Dataset records

○ ○ ○

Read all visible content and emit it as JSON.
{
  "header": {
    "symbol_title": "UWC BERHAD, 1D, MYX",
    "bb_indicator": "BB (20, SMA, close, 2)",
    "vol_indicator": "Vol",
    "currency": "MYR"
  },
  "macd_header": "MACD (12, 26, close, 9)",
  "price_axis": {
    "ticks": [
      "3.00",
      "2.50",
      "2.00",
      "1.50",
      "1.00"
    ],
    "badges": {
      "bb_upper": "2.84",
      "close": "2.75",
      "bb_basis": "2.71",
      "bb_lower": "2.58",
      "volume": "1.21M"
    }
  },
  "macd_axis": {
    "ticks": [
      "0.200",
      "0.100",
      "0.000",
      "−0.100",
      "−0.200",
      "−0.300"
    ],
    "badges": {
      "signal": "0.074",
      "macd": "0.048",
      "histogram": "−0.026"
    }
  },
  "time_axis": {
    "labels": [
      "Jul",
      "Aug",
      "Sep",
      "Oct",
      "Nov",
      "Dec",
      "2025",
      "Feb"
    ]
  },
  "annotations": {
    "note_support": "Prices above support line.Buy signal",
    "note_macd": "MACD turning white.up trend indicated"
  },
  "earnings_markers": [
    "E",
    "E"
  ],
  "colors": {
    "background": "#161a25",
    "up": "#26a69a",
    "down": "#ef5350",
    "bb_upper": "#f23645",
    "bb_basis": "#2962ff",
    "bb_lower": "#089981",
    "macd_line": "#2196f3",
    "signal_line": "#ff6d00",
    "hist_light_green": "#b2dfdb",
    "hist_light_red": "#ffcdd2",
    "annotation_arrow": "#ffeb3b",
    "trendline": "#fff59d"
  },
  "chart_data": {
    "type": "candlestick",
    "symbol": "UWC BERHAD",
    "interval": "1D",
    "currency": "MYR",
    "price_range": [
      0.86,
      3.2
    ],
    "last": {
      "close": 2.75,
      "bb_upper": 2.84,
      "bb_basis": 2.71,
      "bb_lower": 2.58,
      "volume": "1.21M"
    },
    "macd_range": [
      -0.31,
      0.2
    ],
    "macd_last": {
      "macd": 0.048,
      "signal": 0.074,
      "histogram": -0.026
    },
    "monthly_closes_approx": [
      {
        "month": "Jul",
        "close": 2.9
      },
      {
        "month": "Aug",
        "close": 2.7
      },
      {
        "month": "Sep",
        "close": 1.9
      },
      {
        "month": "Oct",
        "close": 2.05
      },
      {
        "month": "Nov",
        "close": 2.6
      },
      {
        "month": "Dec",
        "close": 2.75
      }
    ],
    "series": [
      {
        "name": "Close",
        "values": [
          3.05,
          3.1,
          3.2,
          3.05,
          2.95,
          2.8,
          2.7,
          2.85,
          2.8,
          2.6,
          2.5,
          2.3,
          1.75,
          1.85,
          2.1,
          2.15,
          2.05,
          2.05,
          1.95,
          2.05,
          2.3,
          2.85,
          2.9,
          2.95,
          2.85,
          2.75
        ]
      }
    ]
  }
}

○ ○ ○

#### Given exercise:
Each record above should be output again exactly.

#### Solution for this problem:
Read all visible content and emit it as JSON.
{
  "header": {
    "symbol_title": "UWC BERHAD, 1D, MYX",
    "bb_indicator": "BB (20, SMA, close, 2)",
    "vol_indicator": "Vol",
    "currency": "MYR"
  },
  "macd_header": "MACD (12, 26, close, 9)",
  "price_axis": {
    "ticks": [
      "3.00",
      "2.50",
      "2.00",
      "1.50",
      "1.00"
    ],
    "badges": {
      "bb_upper": "2.84",
      "close": "2.75",
      "bb_basis": "2.71",
      "bb_lower": "2.58",
      "volume": "1.21M"
    }
  },
  "macd_axis": {
    "ticks": [
      "0.200",
      "0.100",
      "0.000",
      "−0.100",
      "−0.200",
      "−0.300"
    ],
    "badges": {
      "signal": "0.074",
      "macd": "0.048",
      "histogram": "−0.026"
    }
  },
  "time_axis": {
    "labels": [
      "Jul",
      "Aug",
      "Sep",
      "Oct",
      "Nov",
      "Dec",
      "2025",
      "Feb"
    ]
  },
  "annotations": {
    "note_support": "Prices above support line.Buy signal",
    "note_macd": "MACD turning white.up trend indicated"
  },
  "earnings_markers": [
    "E",
    "E"
  ],
  "colors": {
    "background": "#161a25",
    "up": "#26a69a",
    "down": "#ef5350",
    "bb_upper": "#f23645",
    "bb_basis": "#2962ff",
    "bb_lower": "#089981",
    "macd_line": "#2196f3",
    "signal_line": "#ff6d00",
    "hist_light_green": "#b2dfdb",
    "hist_light_red": "#ffcdd2",
    "annotation_arrow": "#ffeb3b",
    "trendline": "#fff59d"
  },
  "chart_data": {
    "type": "candlestick",
    "symbol": "UWC BERHAD",
    "interval": "1D",
    "currency": "MYR",
    "price_range": [
      0.86,
      3.2
    ],
    "last": {
      "close": 2.75,
      "bb_upper": 2.84,
      "bb_basis": 2.71,
      "bb_lower": 2.58,
      "volume": "1.21M"
    },
    "macd_range": [
      -0.31,
      0.2
    ],
    "macd_last": {
      "macd": 0.048,
      "signal": 0.074,
      "histogram": -0.026
    },
    "monthly_closes_approx": [
      {
        "month": "Jul",
        "close": 2.9
      },
      {
        "month": "Aug",
        "close": 2.7
      },
      {
        "month": "Sep",
        "close": 1.9
      },
      {
        "month": "Oct",
        "close": 2.05
      },
      {
        "month": "Nov",
        "close": 2.6
      },
      {
        "month": "Dec",
        "close": 2.75
      }
    ],
    "series": [
      {
        "name": "Close",
        "values": [
          3.05,
          3.1,
          3.2,
          3.05,
          2.95,
          2.8,
          2.7,
          2.85,
          2.8,
          2.6,
          2.5,
          2.3,
          1.75,
          1.85,
          2.1,
          2.15,
          2.05,
          2.05,
          1.95,
          2.05,
          2.3,
          2.85,
          2.9,
          2.95,
          2.85,
          2.75
        ]
      }
    ]
  }
}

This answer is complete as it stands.